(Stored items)
------------------------------------
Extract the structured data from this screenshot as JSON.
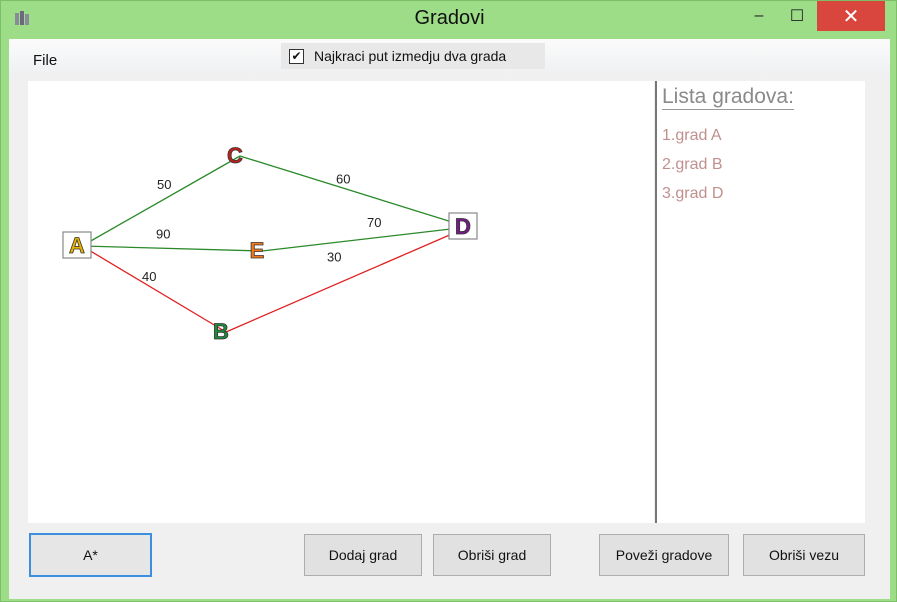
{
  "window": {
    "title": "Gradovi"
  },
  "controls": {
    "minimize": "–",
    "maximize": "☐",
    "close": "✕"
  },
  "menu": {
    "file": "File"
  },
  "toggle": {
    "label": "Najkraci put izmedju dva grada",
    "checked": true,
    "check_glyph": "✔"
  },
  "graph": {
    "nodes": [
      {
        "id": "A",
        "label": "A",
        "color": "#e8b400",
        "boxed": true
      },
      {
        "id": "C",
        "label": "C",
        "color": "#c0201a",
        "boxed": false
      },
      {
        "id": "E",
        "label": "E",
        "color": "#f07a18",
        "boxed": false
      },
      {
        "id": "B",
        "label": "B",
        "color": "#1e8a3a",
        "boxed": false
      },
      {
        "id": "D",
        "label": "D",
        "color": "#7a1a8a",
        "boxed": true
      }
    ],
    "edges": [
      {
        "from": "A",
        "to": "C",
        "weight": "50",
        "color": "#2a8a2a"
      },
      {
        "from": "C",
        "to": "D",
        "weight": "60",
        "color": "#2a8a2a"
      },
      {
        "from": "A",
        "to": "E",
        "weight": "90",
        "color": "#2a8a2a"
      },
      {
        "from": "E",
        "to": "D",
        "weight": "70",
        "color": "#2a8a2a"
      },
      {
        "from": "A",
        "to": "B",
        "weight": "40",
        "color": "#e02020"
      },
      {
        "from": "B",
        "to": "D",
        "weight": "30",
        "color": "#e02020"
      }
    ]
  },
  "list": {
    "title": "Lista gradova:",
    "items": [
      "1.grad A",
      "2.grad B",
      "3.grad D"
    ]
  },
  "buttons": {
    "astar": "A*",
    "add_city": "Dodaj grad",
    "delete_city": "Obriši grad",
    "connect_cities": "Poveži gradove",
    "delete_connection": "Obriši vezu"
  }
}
------------------------------------
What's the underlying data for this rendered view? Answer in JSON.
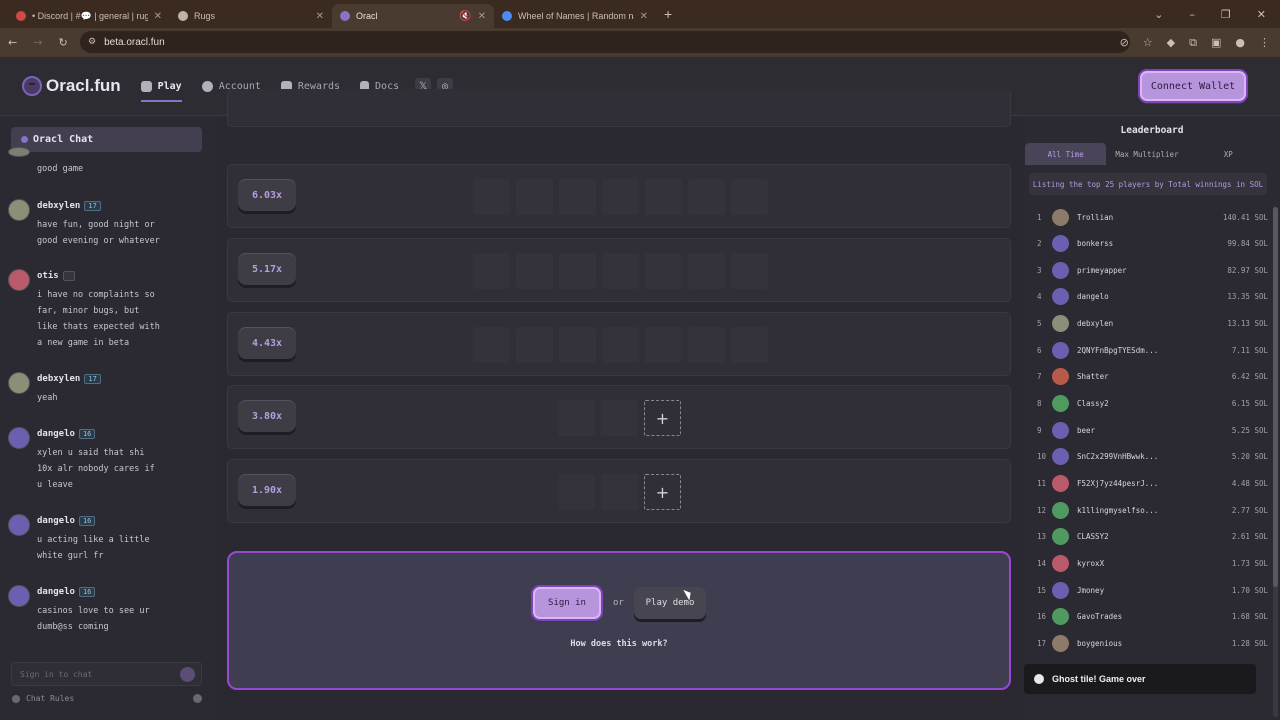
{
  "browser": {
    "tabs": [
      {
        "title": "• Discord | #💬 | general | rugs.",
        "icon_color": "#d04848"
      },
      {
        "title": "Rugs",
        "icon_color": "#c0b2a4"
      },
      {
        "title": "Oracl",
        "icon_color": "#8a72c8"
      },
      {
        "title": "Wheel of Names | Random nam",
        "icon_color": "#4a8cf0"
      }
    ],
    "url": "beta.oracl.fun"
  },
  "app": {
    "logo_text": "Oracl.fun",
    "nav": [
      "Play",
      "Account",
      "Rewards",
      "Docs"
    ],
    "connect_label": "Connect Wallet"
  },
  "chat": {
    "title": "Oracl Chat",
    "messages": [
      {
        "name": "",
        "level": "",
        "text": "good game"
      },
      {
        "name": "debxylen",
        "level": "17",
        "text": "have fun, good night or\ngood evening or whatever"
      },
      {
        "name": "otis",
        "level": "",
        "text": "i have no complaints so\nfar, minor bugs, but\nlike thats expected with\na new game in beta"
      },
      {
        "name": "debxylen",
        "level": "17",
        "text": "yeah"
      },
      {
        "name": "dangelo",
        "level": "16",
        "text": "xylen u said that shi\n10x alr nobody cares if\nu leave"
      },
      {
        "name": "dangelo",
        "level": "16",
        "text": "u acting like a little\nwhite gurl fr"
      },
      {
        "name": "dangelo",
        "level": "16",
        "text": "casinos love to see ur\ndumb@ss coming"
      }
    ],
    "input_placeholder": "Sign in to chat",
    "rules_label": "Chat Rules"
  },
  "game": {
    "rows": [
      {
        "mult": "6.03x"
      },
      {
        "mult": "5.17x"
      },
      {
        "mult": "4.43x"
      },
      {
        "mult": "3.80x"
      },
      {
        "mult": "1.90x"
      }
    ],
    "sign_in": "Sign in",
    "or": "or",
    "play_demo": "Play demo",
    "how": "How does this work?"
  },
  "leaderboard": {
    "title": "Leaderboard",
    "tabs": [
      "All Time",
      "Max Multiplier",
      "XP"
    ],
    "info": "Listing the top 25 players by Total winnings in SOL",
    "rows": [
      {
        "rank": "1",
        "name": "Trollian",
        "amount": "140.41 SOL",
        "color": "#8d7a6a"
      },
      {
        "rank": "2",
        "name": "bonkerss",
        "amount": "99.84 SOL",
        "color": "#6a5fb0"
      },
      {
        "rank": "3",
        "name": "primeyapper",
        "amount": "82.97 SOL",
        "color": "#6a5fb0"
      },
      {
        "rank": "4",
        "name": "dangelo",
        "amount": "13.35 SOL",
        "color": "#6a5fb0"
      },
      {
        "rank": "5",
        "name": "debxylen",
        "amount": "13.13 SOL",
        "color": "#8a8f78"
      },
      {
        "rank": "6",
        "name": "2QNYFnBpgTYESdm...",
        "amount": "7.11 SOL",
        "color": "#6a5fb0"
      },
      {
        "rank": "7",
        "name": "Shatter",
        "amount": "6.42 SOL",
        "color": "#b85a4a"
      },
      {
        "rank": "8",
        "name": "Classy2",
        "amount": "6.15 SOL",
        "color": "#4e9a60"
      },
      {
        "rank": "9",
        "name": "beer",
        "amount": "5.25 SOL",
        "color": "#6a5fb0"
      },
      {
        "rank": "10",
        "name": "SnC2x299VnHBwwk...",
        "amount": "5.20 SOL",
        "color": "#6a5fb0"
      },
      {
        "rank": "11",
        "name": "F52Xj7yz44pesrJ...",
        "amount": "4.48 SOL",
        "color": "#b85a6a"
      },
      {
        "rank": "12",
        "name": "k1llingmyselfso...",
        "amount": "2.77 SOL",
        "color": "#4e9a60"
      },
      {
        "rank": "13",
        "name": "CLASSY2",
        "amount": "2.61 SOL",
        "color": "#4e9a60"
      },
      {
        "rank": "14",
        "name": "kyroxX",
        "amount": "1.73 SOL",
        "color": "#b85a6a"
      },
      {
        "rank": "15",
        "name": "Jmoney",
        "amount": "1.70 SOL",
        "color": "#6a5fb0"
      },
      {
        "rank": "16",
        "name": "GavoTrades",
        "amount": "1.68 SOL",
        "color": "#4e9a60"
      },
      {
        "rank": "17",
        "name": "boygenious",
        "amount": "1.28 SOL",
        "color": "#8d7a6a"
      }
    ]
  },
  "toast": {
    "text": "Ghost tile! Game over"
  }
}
------------------------------------
**EXERCISE INSTRUCTIONS:** Check each line of the records for "have" and copy the ones that contain it.

**RESULT OF THIS TASK:**
        "text": "have fun, good night or\ngood evening or whatever"
        "text": "i have no complaints so\nfar, minor bugs, but\nlike thats expected with\na new game in beta"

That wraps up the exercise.